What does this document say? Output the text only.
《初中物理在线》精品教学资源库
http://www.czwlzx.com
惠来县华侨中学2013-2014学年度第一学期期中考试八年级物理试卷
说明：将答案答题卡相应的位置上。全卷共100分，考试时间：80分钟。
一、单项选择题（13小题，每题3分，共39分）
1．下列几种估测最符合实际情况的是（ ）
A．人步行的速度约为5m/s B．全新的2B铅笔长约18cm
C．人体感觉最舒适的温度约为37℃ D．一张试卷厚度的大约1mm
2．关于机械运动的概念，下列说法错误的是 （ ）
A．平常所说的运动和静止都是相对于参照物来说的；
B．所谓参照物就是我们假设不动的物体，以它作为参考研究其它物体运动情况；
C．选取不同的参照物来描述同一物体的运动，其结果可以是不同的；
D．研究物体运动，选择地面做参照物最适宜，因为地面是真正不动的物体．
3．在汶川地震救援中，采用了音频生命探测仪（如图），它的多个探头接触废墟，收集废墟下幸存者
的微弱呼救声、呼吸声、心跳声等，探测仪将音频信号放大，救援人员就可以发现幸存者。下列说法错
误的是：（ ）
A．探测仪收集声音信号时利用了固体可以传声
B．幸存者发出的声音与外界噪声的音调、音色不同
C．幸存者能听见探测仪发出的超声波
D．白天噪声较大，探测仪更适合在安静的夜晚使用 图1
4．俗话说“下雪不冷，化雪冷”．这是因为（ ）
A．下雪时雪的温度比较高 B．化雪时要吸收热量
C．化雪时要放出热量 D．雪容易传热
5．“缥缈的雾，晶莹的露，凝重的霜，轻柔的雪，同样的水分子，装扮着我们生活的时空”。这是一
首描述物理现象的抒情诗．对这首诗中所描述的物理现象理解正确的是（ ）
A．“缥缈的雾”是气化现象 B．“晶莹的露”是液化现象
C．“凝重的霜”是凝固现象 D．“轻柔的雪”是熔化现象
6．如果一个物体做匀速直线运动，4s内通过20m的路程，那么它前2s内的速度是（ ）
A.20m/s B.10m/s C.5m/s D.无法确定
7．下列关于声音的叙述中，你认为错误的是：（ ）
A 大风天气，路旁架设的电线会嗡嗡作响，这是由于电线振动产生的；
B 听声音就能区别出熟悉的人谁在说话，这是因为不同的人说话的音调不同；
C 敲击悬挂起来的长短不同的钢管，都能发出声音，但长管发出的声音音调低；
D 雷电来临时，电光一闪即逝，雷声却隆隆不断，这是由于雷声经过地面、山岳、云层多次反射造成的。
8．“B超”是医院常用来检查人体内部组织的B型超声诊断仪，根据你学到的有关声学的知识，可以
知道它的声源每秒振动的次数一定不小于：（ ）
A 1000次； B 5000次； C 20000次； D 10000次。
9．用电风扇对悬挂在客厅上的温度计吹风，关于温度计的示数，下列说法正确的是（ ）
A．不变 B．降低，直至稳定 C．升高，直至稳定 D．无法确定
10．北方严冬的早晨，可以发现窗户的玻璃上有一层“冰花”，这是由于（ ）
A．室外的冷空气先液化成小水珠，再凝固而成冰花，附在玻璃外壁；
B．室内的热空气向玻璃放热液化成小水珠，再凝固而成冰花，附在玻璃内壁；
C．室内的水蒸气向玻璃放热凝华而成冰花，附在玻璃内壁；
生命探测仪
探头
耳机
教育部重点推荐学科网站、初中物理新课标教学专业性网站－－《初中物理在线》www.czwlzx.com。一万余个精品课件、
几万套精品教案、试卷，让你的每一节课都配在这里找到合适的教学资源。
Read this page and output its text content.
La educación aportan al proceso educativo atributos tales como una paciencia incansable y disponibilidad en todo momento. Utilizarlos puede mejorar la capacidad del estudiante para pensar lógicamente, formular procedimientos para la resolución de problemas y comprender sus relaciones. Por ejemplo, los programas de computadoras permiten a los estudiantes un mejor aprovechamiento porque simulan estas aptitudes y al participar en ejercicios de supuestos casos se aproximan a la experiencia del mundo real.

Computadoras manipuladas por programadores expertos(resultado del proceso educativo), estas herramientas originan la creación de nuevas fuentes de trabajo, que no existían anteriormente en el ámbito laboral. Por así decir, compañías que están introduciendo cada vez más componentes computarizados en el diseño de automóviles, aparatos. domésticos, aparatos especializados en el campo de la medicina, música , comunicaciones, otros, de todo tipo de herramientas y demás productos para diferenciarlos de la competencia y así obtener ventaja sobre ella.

=== Directions for this task ===
Copy out the material word for word and line for line.

=== Answer to the problem ===
What does this document say? Output the text only.
《初中物理在线》精品教学资源库
http://www.czwlzx.com
惠来县华侨中学2013-2014学年度第一学期期中考试八年级物理试卷
说明：将答案答题卡相应的位置上。全卷共100分，考试时间：80分钟。
一、单项选择题（13小题，每题3分，共39分）
1．下列几种估测最符合实际情况的是（ ）
A．人步行的速度约为5m/s B．全新的2B铅笔长约18cm
C．人体感觉最舒适的温度约为37℃ D．一张试卷厚度的大约1mm
2．关于机械运动的概念，下列说法错误的是 （ ）
A．平常所说的运动和静止都是相对于参照物来说的；
B．所谓参照物就是我们假设不动的物体，以它作为参考研究其它物体运动情况；
C．选取不同的参照物来描述同一物体的运动，其结果可以是不同的；
D．研究物体运动，选择地面做参照物最适宜，因为地面是真正不动的物体．
3．在汶川地震救援中，采用了音频生命探测仪（如图），它的多个探头接触废墟，收集废墟下幸存者
的微弱呼救声、呼吸声、心跳声等，探测仪将音频信号放大，救援人员就可以发现幸存者。下列说法错
误的是：（ ）
A．探测仪收集声音信号时利用了固体可以传声
B．幸存者发出的声音与外界噪声的音调、音色不同
C．幸存者能听见探测仪发出的超声波
D．白天噪声较大，探测仪更适合在安静的夜晚使用 图1
4．俗话说“下雪不冷，化雪冷”．这是因为（ ）
A．下雪时雪的温度比较高 B．化雪时要吸收热量
C．化雪时要放出热量 D．雪容易传热
5．“缥缈的雾，晶莹的露，凝重的霜，轻柔的雪，同样的水分子，装扮着我们生活的时空”。这是一
首描述物理现象的抒情诗．对这首诗中所描述的物理现象理解正确的是（ ）
A．“缥缈的雾”是气化现象 B．“晶莹的露”是液化现象
C．“凝重的霜”是凝固现象 D．“轻柔的雪”是熔化现象
6．如果一个物体做匀速直线运动，4s内通过20m的路程，那么它前2s内的速度是（ ）
A.20m/s B.10m/s C.5m/s D.无法确定
7．下列关于声音的叙述中，你认为错误的是：（ ）
A 大风天气，路旁架设的电线会嗡嗡作响，这是由于电线振动产生的；
B 听声音就能区别出熟悉的人谁在说话，这是因为不同的人说话的音调不同；
C 敲击悬挂起来的长短不同的钢管，都能发出声音，但长管发出的声音音调低；
D 雷电来临时，电光一闪即逝，雷声却隆隆不断，这是由于雷声经过地面、山岳、云层多次反射造成的。
8．“B超”是医院常用来检查人体内部组织的B型超声诊断仪，根据你学到的有关声学的知识，可以
知道它的声源每秒振动的次数一定不小于：（ ）
A 1000次； B 5000次； C 20000次； D 10000次。
9．用电风扇对悬挂在客厅上的温度计吹风，关于温度计的示数，下列说法正确的是（ ）
A．不变 B．降低，直至稳定 C．升高，直至稳定 D．无法确定
10．北方严冬的早晨，可以发现窗户的玻璃上有一层“冰花”，这是由于（ ）
A．室外的冷空气先液化成小水珠，再凝固而成冰花，附在玻璃外壁；
B．室内的热空气向玻璃放热液化成小水珠，再凝固而成冰花，附在玻璃内壁；
C．室内的水蒸气向玻璃放热凝华而成冰花，附在玻璃内壁；
生命探测仪
探头
耳机
教育部重点推荐学科网站、初中物理新课标教学专业性网站－－《初中物理在线》www.czwlzx.com。一万余个精品课件、
几万套精品教案、试卷，让你的每一节课都配在这里找到合适的教学资源。
Read this page and output its text content.
La educación aportan al proceso educativo atributos tales como una paciencia incansable y disponibilidad en todo momento. Utilizarlos puede mejorar la capacidad del estudiante para pensar lógicamente, formular procedimientos para la resolución de problemas y comprender sus relaciones. Por ejemplo, los programas de computadoras permiten a los estudiantes un mejor aprovechamiento porque simulan estas aptitudes y al participar en ejercicios de supuestos casos se aproximan a la experiencia del mundo real.

Computadoras manipuladas por programadores expertos(resultado del proceso educativo), estas herramientas originan la creación de nuevas fuentes de trabajo, que no existían anteriormente en el ámbito laboral. Por así decir, compañías que están introduciendo cada vez más componentes computarizados en el diseño de automóviles, aparatos. domésticos, aparatos especializados en el campo de la medicina, música , comunicaciones, otros, de todo tipo de herramientas y demás productos para diferenciarlos de la competencia y así obtener ventaja sobre ella.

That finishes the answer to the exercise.